>> BEGIN
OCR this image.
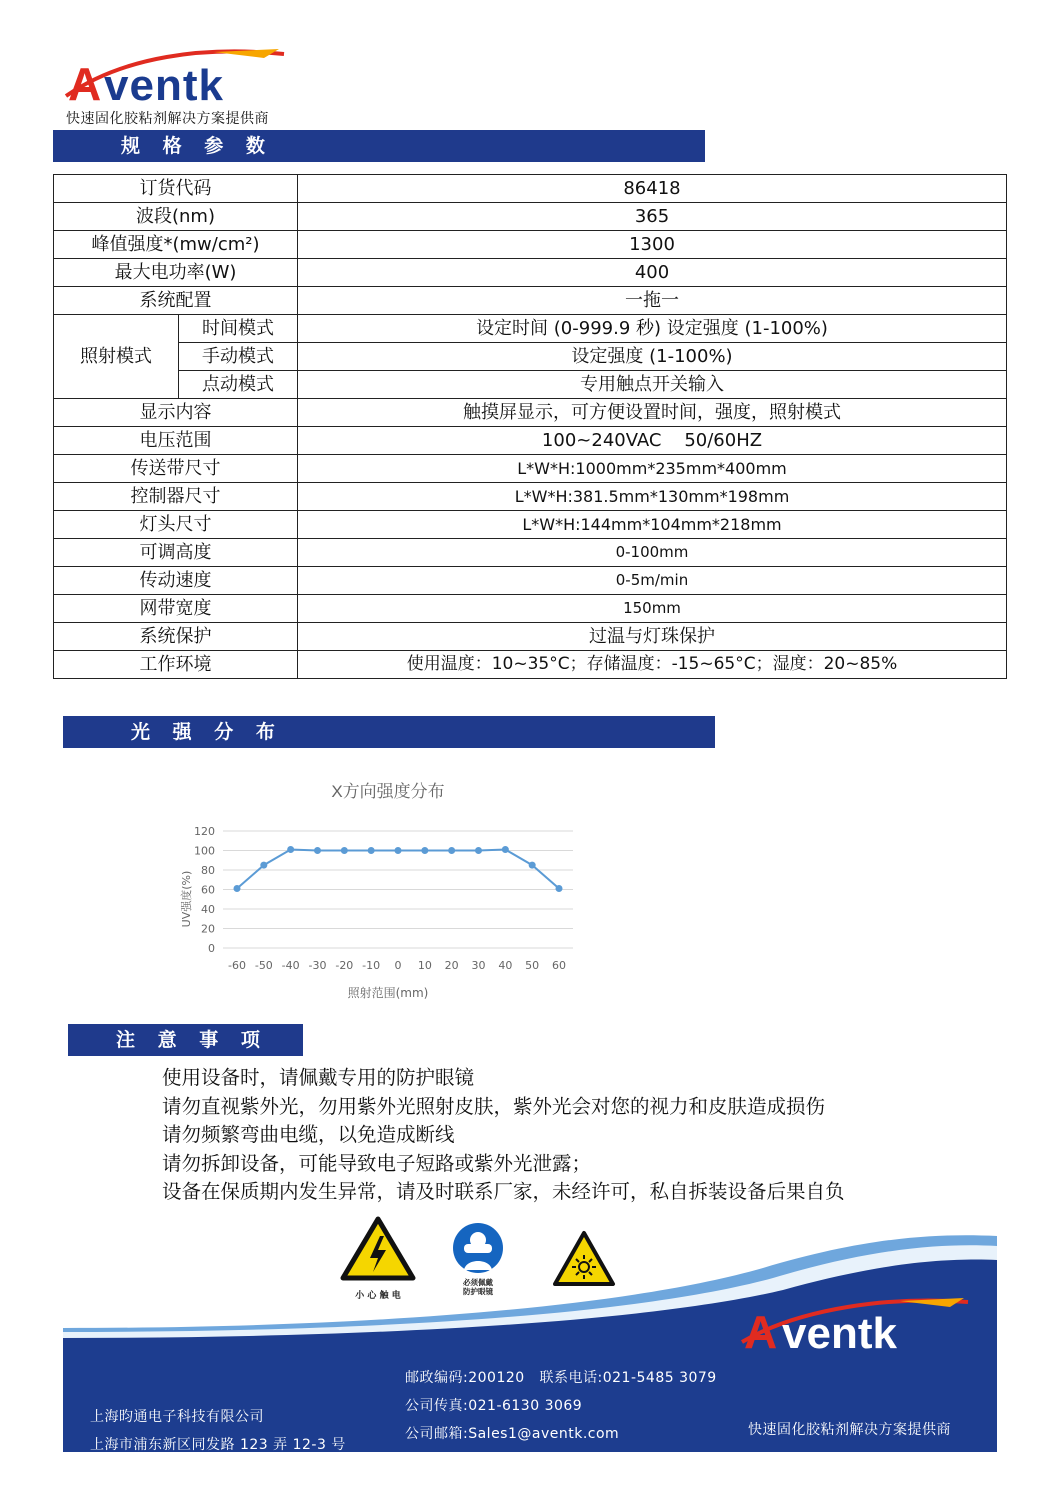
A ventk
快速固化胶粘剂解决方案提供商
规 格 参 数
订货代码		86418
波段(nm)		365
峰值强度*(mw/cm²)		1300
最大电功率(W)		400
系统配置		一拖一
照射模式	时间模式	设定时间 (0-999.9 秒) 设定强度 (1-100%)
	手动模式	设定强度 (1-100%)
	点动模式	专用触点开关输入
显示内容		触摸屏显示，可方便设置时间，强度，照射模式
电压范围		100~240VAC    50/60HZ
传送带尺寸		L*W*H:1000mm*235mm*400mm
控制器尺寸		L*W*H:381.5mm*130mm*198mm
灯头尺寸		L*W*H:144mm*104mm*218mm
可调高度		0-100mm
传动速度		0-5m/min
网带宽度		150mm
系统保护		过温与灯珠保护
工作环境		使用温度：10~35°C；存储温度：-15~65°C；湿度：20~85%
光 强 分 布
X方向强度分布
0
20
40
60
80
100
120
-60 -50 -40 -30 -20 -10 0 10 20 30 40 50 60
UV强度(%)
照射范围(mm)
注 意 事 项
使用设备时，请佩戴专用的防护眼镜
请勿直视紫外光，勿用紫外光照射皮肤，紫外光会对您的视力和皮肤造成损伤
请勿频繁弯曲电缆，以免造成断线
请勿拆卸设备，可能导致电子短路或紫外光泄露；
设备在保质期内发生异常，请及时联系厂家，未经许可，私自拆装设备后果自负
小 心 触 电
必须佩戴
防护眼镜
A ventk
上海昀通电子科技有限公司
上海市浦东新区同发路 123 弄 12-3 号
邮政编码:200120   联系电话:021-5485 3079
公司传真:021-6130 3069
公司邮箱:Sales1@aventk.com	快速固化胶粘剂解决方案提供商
>> END
>> BEGIN
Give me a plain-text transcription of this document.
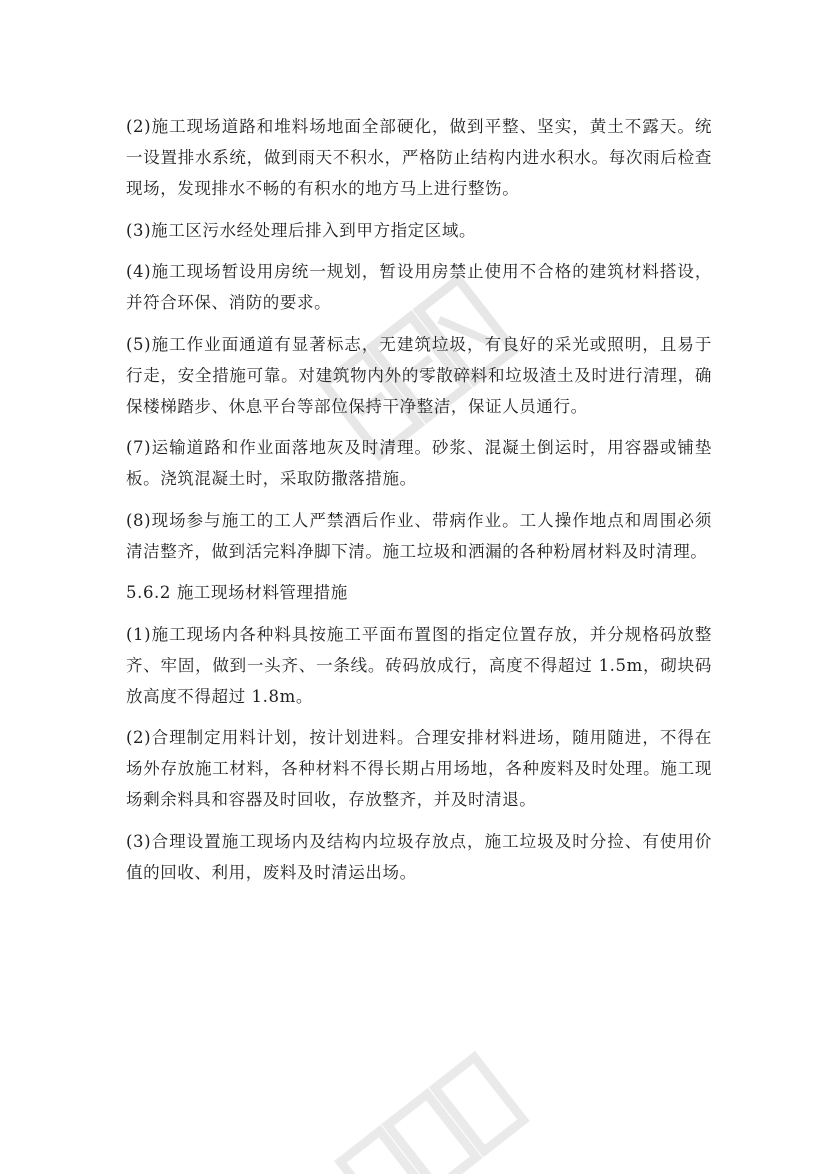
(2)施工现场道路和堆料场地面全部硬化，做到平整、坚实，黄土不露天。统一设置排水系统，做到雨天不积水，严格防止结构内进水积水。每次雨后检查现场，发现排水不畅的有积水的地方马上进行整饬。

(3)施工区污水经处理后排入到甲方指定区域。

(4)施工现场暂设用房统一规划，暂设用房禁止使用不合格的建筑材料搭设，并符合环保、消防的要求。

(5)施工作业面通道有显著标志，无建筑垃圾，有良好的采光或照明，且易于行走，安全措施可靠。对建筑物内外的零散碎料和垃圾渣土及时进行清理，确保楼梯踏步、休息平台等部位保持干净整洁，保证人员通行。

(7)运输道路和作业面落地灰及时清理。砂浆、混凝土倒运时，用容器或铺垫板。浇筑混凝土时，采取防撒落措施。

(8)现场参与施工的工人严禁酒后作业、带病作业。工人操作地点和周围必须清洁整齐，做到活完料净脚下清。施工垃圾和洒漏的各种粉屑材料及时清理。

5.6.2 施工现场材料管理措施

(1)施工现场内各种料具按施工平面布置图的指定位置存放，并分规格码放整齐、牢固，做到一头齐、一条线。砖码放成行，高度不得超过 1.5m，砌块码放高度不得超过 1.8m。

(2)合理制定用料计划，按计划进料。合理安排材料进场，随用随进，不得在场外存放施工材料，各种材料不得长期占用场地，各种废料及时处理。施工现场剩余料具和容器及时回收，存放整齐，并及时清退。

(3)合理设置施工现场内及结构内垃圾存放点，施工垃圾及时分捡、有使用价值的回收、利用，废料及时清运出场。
>> END
TASK:
In the records above, locate every line with the string "设定强度" and copy it.

ANSWER TO THE PROBLEM:
照射模式	时间模式	设定时间 (0-999.9 秒) 设定强度 (1-100%)
	手动模式	设定强度 (1-100%)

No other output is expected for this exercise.